* _Task instructions_: An exact reproduction of the records is required, with all images left out.

* _Excerpted data_:
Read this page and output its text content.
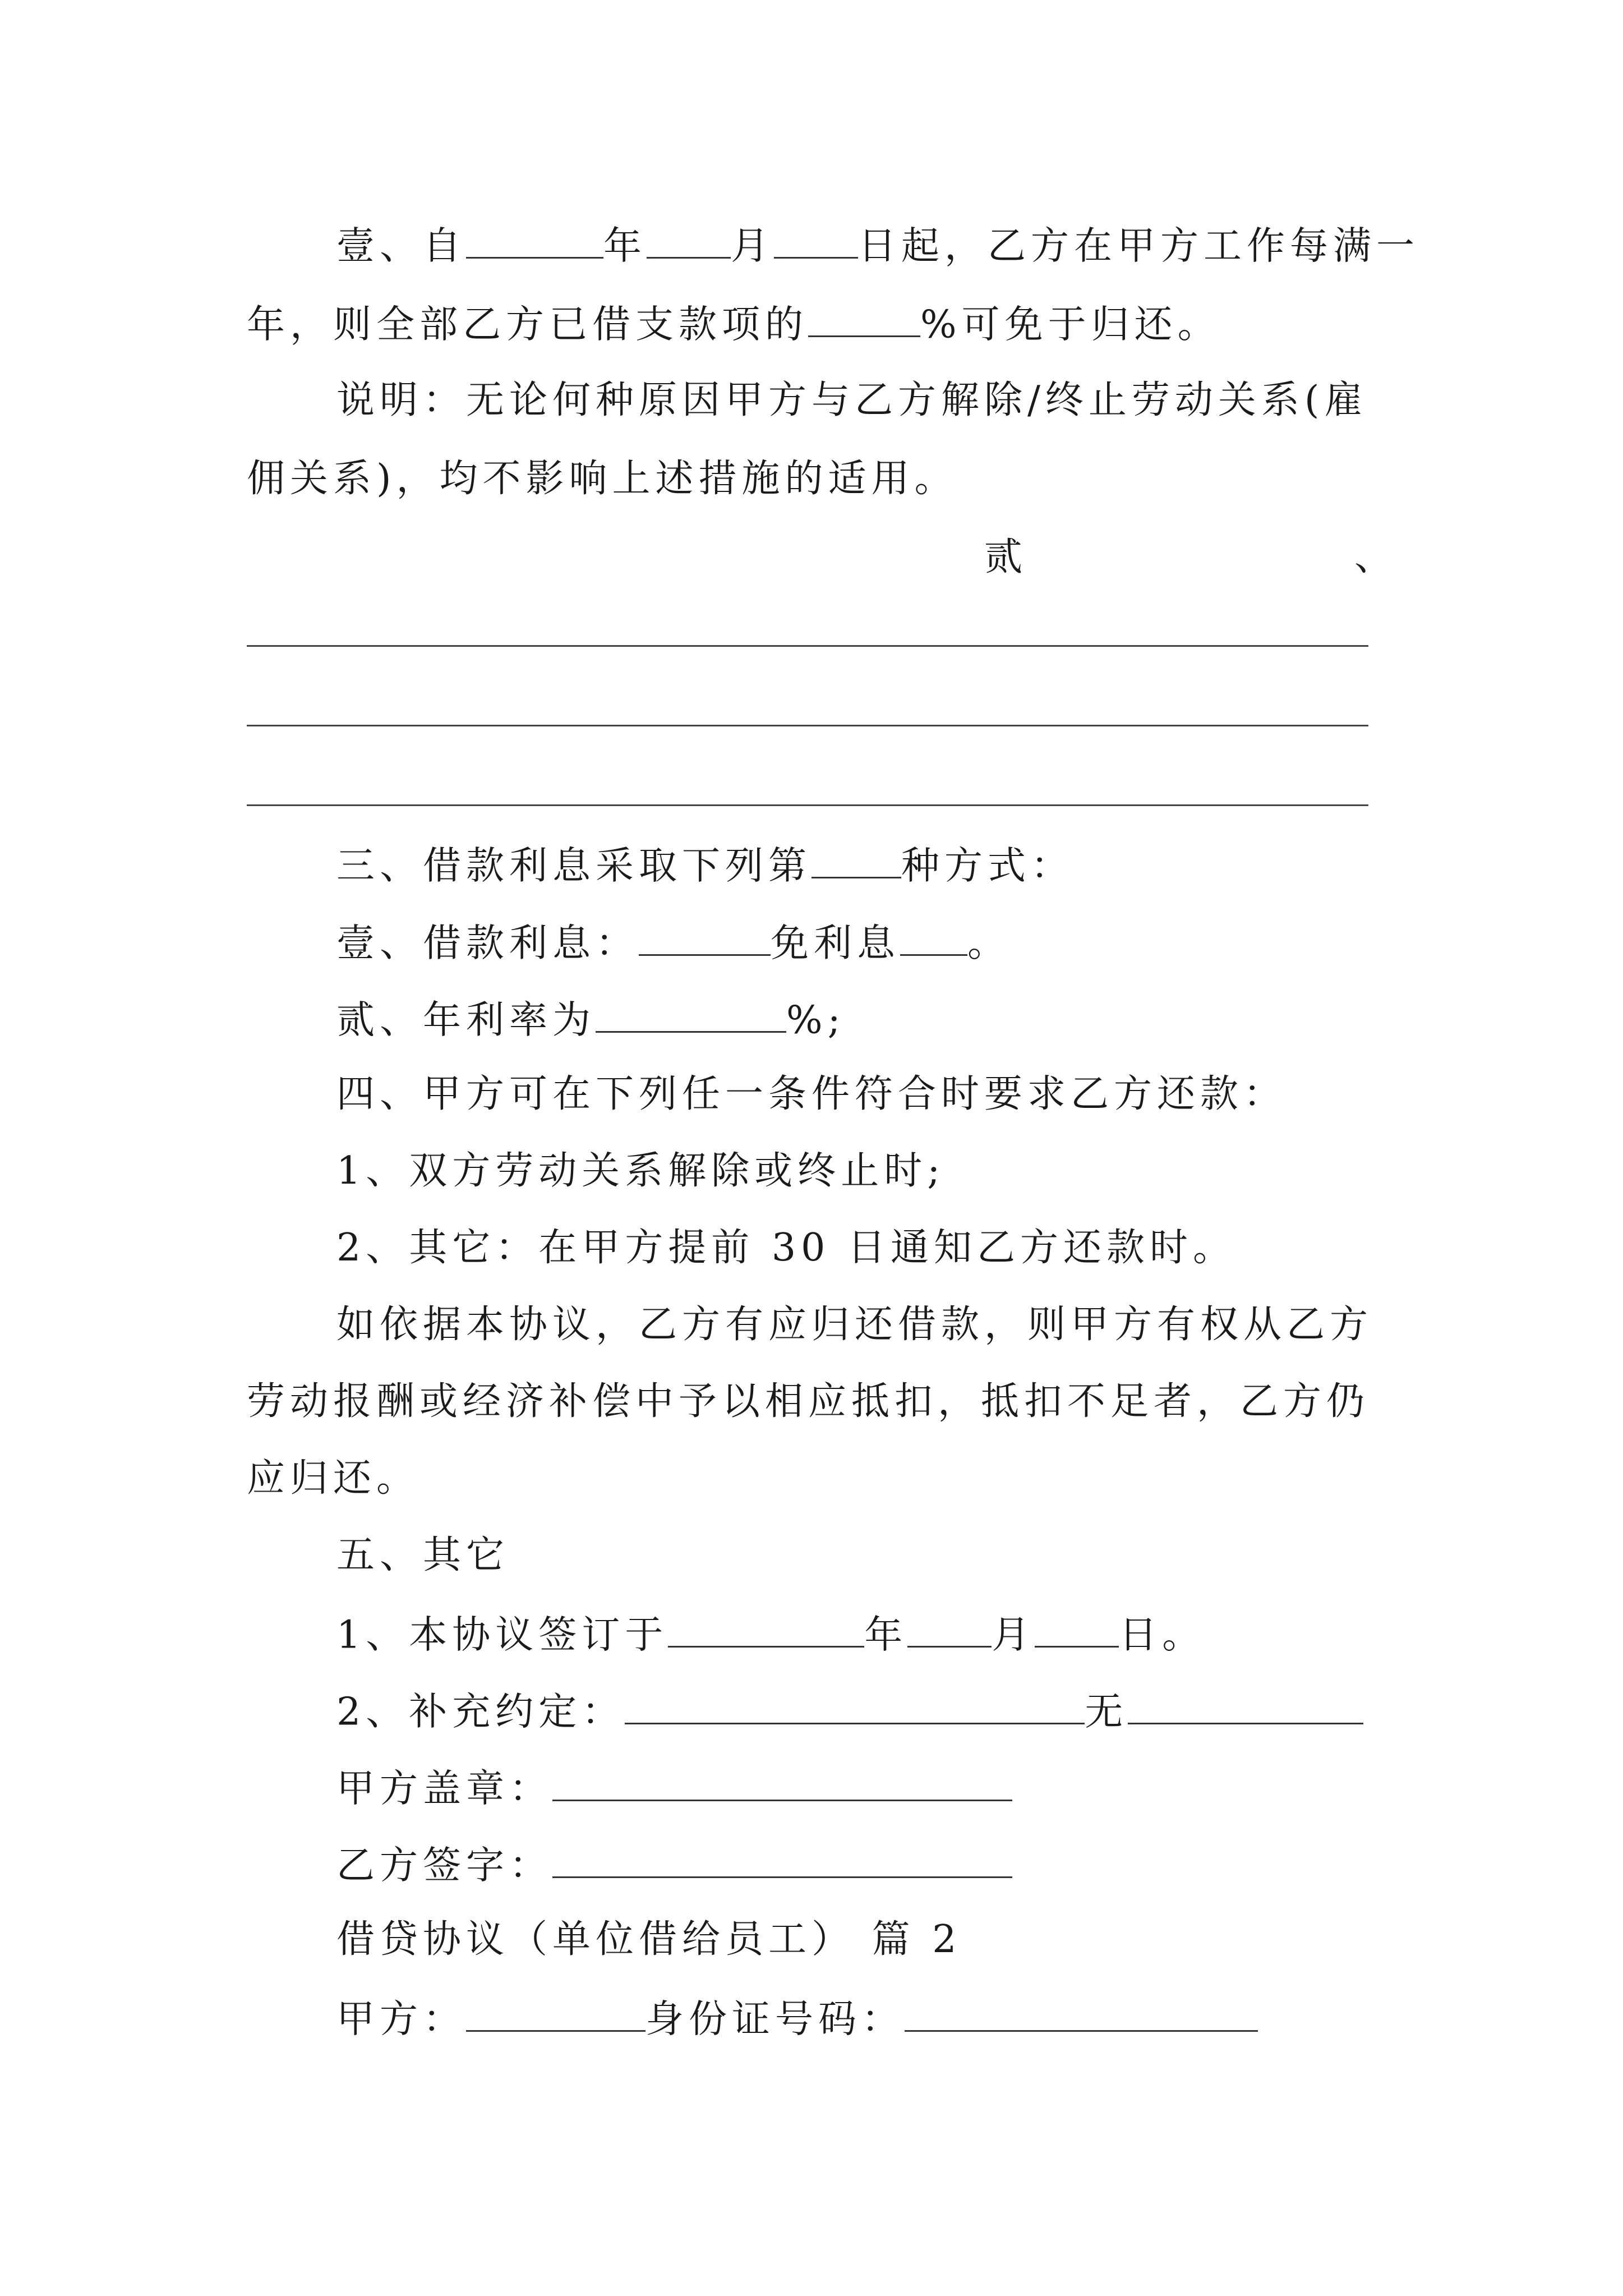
壹、自	年 月 日起，乙方在甲方工作每满一
年，则全部乙方已借支款项的	%可免于归还。
说明：无论何种原因甲方与乙方解除/终止劳动关系(雇
佣关系)，均不影响上述措施的适用。
贰	、
三、借款利息采取下列第 种方式：
壹、借款利息：	免利息 。
贰、年利率为	%;
四、甲方可在下列任一条件符合时要求乙方还款：
1、双方劳动关系解除或终止时;
2、其它：在甲方提前 30 日通知乙方还款时。
如依据本协议，乙方有应归还借款，则甲方有权从乙方
劳动报酬或经济补偿中予以相应抵扣，抵扣不足者，乙方仍
应归还。
五、其它
1、本协议签订于	年 月 日。
2、补充约定：	无
甲方盖章：
乙方签字：
借贷协议（单位借给员工） 篇 2
甲方：	身份证号码：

* _Complete output_:
Read this page and output its text content.
壹、自	年 月 日起，乙方在甲方工作每满一
年，则全部乙方已借支款项的	%可免于归还。
说明：无论何种原因甲方与乙方解除/终止劳动关系(雇
佣关系)，均不影响上述措施的适用。
贰	、
三、借款利息采取下列第 种方式：
壹、借款利息：	免利息 。
贰、年利率为	%;
四、甲方可在下列任一条件符合时要求乙方还款：
1、双方劳动关系解除或终止时;
2、其它：在甲方提前 30 日通知乙方还款时。
如依据本协议，乙方有应归还借款，则甲方有权从乙方
劳动报酬或经济补偿中予以相应抵扣，抵扣不足者，乙方仍
应归还。
五、其它
1、本协议签订于	年 月 日。
2、补充约定：	无
甲方盖章：
乙方签字：
借贷协议（单位借给员工） 篇 2
甲方：	身份证号码：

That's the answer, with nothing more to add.